═══ PROVIDED PASSAGE ═══

You could do worse than simply betting against any "next Berkshire/Warren Buffett" subject in recent years but the alternative asset managers pushing in to insurance remains interesting to me. Apollo/Athene merger is probably the biggest in terms of strategic importance, Brookfield also moving more in this direction with the addition of American National. At the Goldman US Financial Services Conference at the end of '21, Rowan put the strategy succinctly:

 

"If you think about the alternatives business generally, in the private equity business, everyone understands it, 20% above 8. In the nontraded BDC, the nontraded REIT business, 12.5% over 5 or some metric like that. In the retirement services business, I get 100% over 2.5, but I have to put up $0.08 in capital. Now that $0.08 in capital earns 15% rates of return. So to your point, I can decide whether to hold all that myself or I can through ADIP allow my limited partners to take 2/3 of it."

═══ SUPPLIED DATA ═══

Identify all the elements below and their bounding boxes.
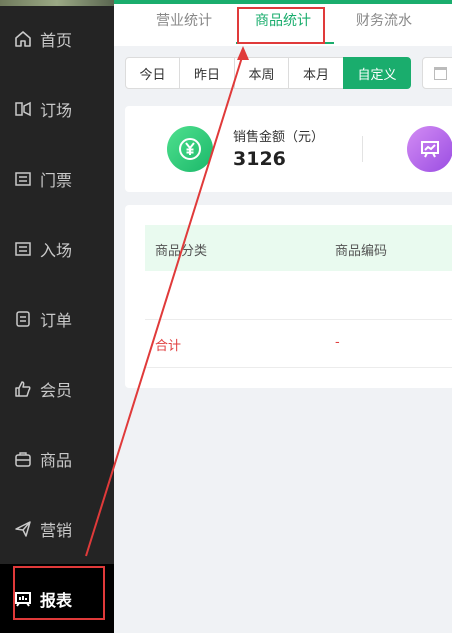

═══

■ TO DO:
(A) In the passage on alternative asset managers moving into insurance, what rate of return does Rowan say the $0.08 in capital earns?
(B) Resume the passage on alternative asset managers moving into insurance from the point where it stops.
The listing has no connection to the passage on alternative asset managers moving into insurance.

■ TASK RESULTS:
(A) 15% rates of return.

(B)
These combinations create a larger permanent capital base, but they come with greater regulatory scrutiny and limitations. They are also generally commodity businesses that on their own trade at low multiples, especially relative to "pure" alt asset managers. I guess my question is how are people going about valuing these? SOTP doesn't seem appropriate, but neither does counting the insurance flows as simple AUM growth. Do companies like Apollo run the risk of turning into financial conglomerates that trade a perennial discount? 

 

 

Edited by Canalyst
Posted

Both insurance cos founded by hedged funds that I am aware off ( TPRE, merged and Greenlight Re)  were a big busts, so I think running a great insurance/ investment  cos is much more difficult than it seems. In both cases, it seems those were high fee permanent capital vehicles in an insurance umbrella and both the insurance part (underwriting) as well as well as the investment part (in Greenlights case at least) sucked wind.

Posted
16 minutes ago, Spekulatius said:

Both insurance cos founded by hedged funds that I am aware off ( TPRE, merged and Greenlight Re)  were a big busts, so I think running a great insurance/ investment  cos is much more difficult than it seems. In both cases, it seems those were high fee permanent capital vehicles in an insurance umbrella and both the insurance part (underwriting) as well as well as the investment part (in Greenlights case at least) sucked wind.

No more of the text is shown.